### REQUIREMENT
Go through the material below and copy each line where the word "control" appears.

### MATERIAL SUPPLIED
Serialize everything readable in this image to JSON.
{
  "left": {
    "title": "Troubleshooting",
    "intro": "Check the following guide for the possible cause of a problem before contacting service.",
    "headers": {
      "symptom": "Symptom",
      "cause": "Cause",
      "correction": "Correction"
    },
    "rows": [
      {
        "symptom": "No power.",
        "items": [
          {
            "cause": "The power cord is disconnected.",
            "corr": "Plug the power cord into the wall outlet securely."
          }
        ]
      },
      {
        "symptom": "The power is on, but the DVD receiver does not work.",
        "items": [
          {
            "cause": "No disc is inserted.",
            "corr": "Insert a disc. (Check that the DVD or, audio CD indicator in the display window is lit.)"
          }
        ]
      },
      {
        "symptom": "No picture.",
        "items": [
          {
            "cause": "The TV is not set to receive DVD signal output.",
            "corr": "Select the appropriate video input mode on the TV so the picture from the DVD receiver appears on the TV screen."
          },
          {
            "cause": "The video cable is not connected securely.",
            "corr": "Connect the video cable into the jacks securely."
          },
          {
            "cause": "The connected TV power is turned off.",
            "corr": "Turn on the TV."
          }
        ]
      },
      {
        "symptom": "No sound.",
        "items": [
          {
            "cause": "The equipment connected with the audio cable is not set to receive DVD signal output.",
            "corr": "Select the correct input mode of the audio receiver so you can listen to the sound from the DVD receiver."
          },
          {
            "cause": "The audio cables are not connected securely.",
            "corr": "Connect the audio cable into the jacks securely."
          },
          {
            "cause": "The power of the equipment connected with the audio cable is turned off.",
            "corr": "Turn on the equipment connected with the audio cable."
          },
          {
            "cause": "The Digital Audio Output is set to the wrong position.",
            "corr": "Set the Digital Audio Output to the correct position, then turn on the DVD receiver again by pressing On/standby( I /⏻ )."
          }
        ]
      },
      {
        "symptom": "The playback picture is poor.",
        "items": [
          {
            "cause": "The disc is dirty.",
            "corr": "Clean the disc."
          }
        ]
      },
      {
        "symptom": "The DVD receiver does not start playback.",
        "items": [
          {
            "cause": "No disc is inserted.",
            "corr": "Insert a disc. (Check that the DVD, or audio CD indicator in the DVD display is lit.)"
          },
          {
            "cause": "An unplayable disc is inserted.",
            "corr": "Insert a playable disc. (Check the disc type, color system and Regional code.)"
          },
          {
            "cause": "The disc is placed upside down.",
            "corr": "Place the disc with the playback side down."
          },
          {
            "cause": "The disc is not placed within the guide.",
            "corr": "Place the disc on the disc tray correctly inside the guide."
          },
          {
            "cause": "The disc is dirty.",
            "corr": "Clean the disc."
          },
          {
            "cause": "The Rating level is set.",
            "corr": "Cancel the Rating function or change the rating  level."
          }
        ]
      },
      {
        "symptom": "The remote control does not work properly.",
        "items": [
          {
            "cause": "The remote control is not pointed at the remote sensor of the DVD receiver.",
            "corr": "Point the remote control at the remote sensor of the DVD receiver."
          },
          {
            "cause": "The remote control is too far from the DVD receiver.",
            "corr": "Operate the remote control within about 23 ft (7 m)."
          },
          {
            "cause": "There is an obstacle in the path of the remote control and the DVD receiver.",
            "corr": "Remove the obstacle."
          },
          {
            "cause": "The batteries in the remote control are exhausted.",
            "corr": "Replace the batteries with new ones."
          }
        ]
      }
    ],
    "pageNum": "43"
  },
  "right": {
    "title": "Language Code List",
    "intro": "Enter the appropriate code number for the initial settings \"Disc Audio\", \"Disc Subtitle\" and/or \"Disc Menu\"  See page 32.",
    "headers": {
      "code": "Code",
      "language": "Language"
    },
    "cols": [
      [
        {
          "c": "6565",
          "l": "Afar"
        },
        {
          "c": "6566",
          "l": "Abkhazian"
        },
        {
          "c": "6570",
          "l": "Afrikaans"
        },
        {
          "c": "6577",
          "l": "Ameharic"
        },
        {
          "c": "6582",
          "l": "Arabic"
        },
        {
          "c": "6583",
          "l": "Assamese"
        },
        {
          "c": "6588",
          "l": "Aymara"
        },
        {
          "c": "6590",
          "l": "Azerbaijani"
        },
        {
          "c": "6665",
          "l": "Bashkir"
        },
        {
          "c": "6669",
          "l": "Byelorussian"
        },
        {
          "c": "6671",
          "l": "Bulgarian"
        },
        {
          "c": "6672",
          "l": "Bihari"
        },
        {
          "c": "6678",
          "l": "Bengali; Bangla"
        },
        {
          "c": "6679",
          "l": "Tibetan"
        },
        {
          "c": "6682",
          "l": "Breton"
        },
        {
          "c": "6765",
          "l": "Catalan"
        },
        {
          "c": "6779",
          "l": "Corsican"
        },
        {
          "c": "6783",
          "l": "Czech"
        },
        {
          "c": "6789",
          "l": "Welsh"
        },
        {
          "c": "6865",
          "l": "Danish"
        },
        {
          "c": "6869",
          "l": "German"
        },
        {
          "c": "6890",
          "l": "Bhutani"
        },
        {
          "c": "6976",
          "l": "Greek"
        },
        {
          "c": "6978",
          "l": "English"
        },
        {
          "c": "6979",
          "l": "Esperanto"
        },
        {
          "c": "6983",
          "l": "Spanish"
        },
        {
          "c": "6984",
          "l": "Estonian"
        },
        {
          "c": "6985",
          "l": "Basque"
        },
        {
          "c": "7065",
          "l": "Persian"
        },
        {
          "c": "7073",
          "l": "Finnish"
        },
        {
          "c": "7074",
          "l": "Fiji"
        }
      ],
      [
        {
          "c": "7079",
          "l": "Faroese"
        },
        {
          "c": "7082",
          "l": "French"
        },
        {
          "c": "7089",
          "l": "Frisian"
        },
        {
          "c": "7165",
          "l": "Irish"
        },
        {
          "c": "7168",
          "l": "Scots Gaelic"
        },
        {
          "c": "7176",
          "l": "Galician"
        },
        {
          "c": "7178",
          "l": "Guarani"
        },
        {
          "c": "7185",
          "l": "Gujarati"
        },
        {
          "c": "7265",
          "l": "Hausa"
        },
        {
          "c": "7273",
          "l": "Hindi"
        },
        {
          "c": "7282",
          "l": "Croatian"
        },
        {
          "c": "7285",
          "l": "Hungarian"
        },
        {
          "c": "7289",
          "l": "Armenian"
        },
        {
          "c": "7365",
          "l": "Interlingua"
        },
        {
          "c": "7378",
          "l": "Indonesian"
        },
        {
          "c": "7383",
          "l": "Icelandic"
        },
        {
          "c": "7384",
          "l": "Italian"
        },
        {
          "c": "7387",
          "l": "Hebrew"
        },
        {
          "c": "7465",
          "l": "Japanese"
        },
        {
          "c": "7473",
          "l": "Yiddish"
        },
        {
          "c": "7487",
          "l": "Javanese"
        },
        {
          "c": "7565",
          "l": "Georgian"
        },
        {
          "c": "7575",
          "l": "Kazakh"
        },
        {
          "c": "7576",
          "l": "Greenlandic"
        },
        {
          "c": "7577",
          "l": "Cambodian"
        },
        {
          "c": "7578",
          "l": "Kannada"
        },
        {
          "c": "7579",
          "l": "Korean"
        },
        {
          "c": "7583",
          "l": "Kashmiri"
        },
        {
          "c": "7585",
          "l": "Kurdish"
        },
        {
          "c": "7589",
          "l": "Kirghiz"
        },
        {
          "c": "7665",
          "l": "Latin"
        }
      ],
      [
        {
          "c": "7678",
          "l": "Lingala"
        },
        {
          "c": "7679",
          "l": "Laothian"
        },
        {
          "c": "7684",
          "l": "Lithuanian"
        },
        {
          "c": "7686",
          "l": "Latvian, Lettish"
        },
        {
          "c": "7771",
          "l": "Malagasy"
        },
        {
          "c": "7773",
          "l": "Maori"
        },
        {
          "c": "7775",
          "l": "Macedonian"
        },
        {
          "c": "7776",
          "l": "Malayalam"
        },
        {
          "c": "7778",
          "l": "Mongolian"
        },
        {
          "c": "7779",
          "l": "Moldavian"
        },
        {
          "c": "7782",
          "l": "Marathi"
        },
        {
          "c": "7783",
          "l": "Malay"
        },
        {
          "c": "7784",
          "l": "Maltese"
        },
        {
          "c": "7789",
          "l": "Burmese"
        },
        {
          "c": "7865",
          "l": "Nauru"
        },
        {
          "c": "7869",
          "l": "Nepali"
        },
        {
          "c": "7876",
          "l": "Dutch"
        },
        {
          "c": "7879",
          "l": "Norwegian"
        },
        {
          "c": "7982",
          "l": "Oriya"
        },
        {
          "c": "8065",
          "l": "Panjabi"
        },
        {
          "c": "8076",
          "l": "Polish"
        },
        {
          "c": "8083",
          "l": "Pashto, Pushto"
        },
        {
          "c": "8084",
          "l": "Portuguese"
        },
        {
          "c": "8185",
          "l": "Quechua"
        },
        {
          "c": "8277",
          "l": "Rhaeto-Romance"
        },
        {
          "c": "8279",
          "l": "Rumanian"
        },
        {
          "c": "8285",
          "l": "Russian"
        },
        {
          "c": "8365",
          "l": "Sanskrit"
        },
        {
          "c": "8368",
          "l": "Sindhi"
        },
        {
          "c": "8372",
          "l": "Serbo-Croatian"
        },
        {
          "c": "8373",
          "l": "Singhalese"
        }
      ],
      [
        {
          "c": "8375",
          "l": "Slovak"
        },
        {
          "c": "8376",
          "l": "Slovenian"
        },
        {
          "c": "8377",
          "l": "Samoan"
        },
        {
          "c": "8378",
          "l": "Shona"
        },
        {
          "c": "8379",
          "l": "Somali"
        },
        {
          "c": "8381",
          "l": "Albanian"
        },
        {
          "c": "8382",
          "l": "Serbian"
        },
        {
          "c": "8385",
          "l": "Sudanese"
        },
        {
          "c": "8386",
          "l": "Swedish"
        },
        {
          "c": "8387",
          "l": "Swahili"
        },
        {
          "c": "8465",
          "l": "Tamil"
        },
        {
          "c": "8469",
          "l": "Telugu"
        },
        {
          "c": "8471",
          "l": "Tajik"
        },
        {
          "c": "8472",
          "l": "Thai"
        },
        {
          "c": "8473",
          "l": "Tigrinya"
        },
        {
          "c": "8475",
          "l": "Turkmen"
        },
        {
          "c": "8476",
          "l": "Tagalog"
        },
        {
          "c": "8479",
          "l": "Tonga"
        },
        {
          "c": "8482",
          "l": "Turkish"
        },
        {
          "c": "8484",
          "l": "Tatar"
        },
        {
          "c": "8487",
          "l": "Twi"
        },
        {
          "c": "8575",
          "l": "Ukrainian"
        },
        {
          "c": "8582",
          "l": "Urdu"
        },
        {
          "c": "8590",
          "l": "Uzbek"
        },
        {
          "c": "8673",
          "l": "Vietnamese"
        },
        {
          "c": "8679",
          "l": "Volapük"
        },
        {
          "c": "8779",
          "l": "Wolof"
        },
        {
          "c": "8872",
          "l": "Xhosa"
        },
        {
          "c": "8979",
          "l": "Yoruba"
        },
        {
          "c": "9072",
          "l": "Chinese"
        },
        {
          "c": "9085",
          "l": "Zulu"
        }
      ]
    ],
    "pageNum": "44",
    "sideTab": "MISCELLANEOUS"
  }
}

### EXPECTED OUTPUT
        "symptom": "The remote control does not work properly.",
            "cause": "The remote control is not pointed at the remote sensor of the DVD receiver.",
            "corr": "Point the remote control at the remote sensor of the DVD receiver."
            "cause": "The remote control is too far from the DVD receiver.",
            "corr": "Operate the remote control within about 23 ft (7 m)."
            "cause": "There is an obstacle in the path of the remote control and the DVD receiver.",
            "cause": "The batteries in the remote control are exhausted.",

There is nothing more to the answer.